Page excerpt —

5 Things to Know About S-Corporations
Setting up a new business brings forward a lot of questions – finding the right vendors, selecting the right business model, deciding who to hire, understanding your payroll schedule – but before you can even start thinking about these day-to-day elements of business, you have to decide how you’re going to structure your business.
While not the most exciting of subjects, the corporate structure is a critical decision, as it can affect all aspects of your business. This is especially true with regards to S-Corporations, or S-Corps or S-Subchapters. While this corporate structure may be less common than LLCs or C-Corps, it is a popular choice for small business owners primarily due to the tax benefits and legal protection it offers its shareholders. Read on to learn more about S-Corps and why they may be a good fit for your new business.
What is an S-Corp?
The Internal Revenue Service defines S-Corporations as: “corporations that elect to pass corporate income, losses, deductions, and credits through to their shareholders for federal tax purposes. Shareholders of S-Corporations report the flow-through of income and losses on their personal tax returns and are assessed tax at their personal income tax rates.” Because of this method of reporting income, S-Corps can avoid double taxation on their corporate income, while still being responsible for some taxes at the entity level.

Data provided —

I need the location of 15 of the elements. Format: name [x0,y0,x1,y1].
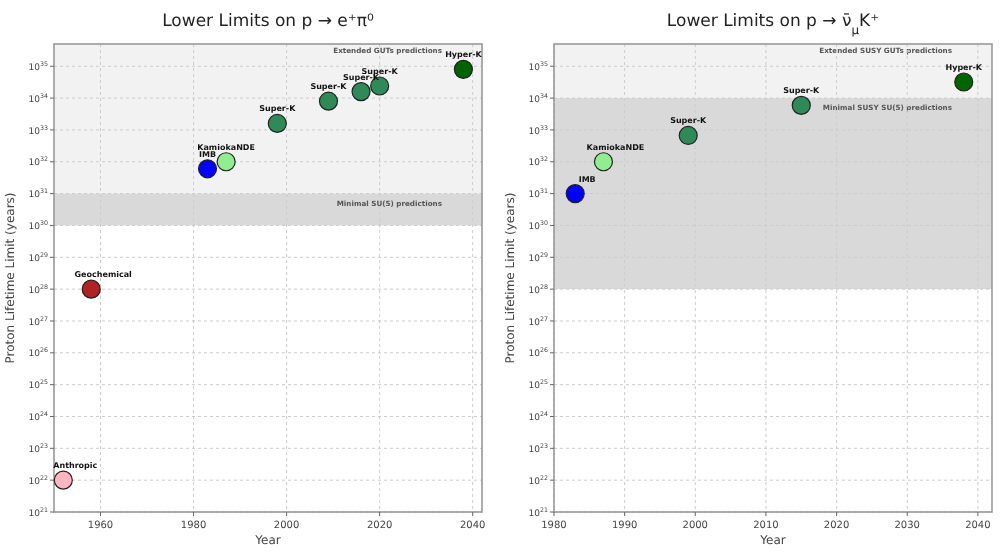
point [351,81,371,102]
chart-title: Lower Limits on p → e⁺π⁰ [162,12,375,32]
point [197,159,218,179]
point [593,152,614,172]
point [565,184,585,204]
point [678,125,698,146]
point [954,72,974,92]
point [53,470,73,490]
chart-title: Lower Limits on p → ν̄$_{μ}$K⁺ [666,12,880,37]
point [81,279,101,299]
point [267,113,287,134]
point [453,59,473,79]
point [791,95,811,115]
point [318,91,339,111]
point [216,152,236,172]
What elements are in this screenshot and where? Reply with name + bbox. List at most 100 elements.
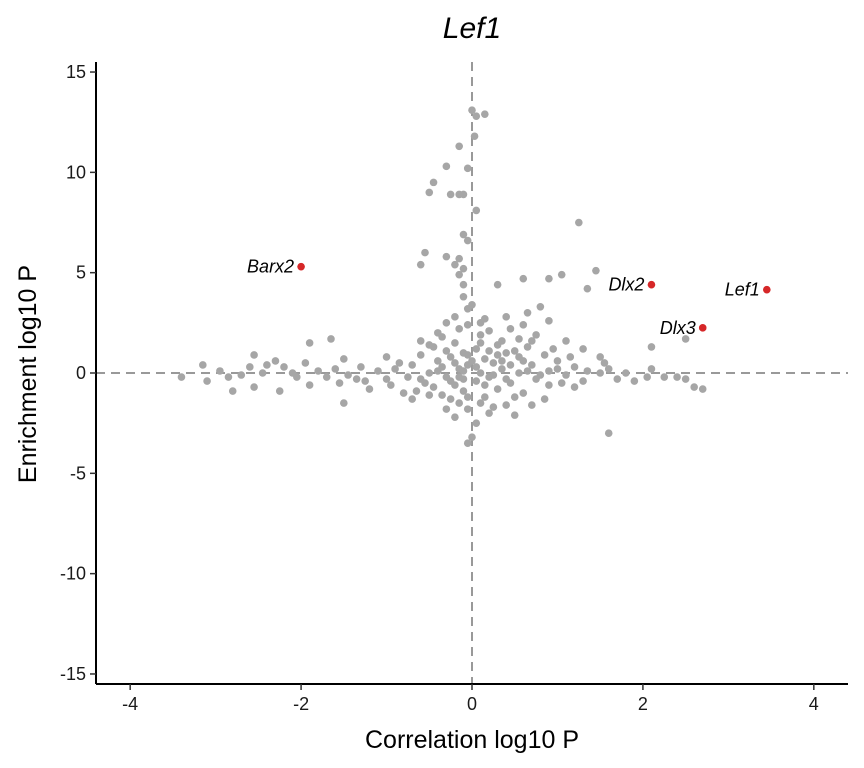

Problem 1 —
Answer these questions from the S-Corporation article:
(a) What two things does the article say make S-Corps a popular choice for small business owners?
(b) Which agency's definition of S-Corporations is quoted?
(c) At what rates are shareholders of S-Corporations assessed tax?
Problem 2 —
Print the stretch of the S-Corporation article from "While not the" through "your new business.".
Problem 3 —
Carry on the S-Corporation article from the point where it stops.
The records have no connection to the S-Corporation article.

Exercise result 1 —
(a) The tax benefits and legal protection it offers its shareholders.
(b) The Internal Revenue Service.
(c) At their personal income tax rates.

Exercise result 2 —
While not the most exciting of subjects, the corporate structure is a critical decision, as it can affect all aspects of your business. This is especially true with regards to S-Corporations, or S-Corps or S-Subchapters. While this corporate structure may be less common than LLCs or C-Corps, it is a popular choice for small business owners primarily due to the tax benefits and legal protection it offers its shareholders. Read on to learn more about S-Corps and why they may be a good fit for your new business.

Exercise result 3 —
To qualify for S-Corp status, the business must meet the following requirements:
- Be domiciled in the United States
- Have only allowable shareholders (not to exceed 100)
- May be include individuals, certain trusts and estates,
- May not include partnerships, corporations, or non-resident alien shareholders.
- Have only one class of stock
- Not be an ineligible corporation (i.e. certain financial institutions, insurance companies and domestic international sales corporations).
- Must submit for 2553 Election by a Small Business Corporation, signed by all shareholders.
What Taxes are S-Corps Liable For?
As Benjamin Franklin stated, “In this world nothing can be said to be certain except death and taxes.” While taxes may look slightly different compared to an LLC or C-Corp, S-Corps are still liable for the following:
- Income Tax. In a regular corporation, income is subject to ‘double taxation,’ first at the corporate level, then for an individual’s income tax. Conversely, according to the IRS, “an S-Corporation is exempt from federal income tax other than tax on certain capital gains and passive income. It is treated in the same way as a partnership, in that generally taxes are not paid at the corporate level”. So rather than facing the dreaded ‘double tax’, all corporate income, losses, credits and deductions flow through the shareholders who simply report it on their personal tax returns and are taxed at their individual income tax rate. There are exceptions to this rule, so check with your local tax code or consult with an accountant or bookkeeper before filing.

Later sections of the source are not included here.